Job:
Beginning with the line where "Convert this screenshot" appears, repeat every remaining line of the entries exactly, the last line included.

[Dataset items]
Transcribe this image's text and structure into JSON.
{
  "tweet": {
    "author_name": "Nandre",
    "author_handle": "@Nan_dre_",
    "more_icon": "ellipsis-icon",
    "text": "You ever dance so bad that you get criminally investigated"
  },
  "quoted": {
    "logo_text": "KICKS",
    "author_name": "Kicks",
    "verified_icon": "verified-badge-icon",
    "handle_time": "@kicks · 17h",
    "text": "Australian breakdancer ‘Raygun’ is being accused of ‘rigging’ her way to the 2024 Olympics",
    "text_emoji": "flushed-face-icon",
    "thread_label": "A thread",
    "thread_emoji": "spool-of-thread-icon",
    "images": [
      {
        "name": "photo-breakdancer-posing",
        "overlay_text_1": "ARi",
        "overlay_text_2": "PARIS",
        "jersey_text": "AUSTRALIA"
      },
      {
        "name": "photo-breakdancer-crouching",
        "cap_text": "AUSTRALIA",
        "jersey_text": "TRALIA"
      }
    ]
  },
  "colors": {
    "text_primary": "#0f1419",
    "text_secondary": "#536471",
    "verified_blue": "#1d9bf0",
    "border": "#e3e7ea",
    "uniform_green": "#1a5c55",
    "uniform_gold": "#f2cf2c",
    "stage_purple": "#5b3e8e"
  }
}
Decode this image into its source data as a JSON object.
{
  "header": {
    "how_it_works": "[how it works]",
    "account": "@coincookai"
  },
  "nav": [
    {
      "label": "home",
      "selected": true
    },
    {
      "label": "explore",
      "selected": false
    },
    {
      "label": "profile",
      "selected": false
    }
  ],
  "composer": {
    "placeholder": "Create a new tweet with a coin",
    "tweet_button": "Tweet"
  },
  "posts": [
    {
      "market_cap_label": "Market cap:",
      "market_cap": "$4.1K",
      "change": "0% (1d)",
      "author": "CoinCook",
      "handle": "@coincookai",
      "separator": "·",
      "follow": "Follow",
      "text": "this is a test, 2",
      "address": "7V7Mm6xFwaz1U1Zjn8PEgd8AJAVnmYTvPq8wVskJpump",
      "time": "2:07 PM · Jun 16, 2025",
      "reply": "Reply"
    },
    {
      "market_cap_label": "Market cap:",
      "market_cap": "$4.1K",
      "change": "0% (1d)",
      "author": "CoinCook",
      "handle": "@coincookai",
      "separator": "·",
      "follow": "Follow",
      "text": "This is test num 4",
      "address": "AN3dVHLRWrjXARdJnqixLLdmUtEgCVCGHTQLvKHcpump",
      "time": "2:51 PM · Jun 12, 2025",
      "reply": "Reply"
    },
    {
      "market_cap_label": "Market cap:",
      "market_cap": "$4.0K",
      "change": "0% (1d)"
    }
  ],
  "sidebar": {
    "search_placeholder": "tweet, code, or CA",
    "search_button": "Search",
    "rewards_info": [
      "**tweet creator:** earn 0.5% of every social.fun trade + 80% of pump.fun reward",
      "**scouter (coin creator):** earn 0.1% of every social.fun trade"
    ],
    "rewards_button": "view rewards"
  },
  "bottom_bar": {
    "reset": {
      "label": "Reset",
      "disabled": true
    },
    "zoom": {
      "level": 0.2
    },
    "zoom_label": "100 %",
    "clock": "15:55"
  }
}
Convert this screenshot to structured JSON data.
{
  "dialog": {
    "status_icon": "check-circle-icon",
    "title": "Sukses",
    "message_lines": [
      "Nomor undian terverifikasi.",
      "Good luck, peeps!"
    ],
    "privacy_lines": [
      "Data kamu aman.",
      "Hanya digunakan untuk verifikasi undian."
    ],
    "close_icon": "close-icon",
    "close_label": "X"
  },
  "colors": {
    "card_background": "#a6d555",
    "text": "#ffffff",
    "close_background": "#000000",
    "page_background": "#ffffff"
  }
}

Correct answer:
Convert this screenshot to structured JSON data.
{
  "dialog": {
    "status_icon": "check-circle-icon",
    "title": "Sukses",
    "message_lines": [
      "Nomor undian terverifikasi.",
      "Good luck, peeps!"
    ],
    "privacy_lines": [
      "Data kamu aman.",
      "Hanya digunakan untuk verifikasi undian."
    ],
    "close_icon": "close-icon",
    "close_label": "X"
  },
  "colors": {
    "card_background": "#a6d555",
    "text": "#ffffff",
    "close_background": "#000000",
    "page_background": "#ffffff"
  }
}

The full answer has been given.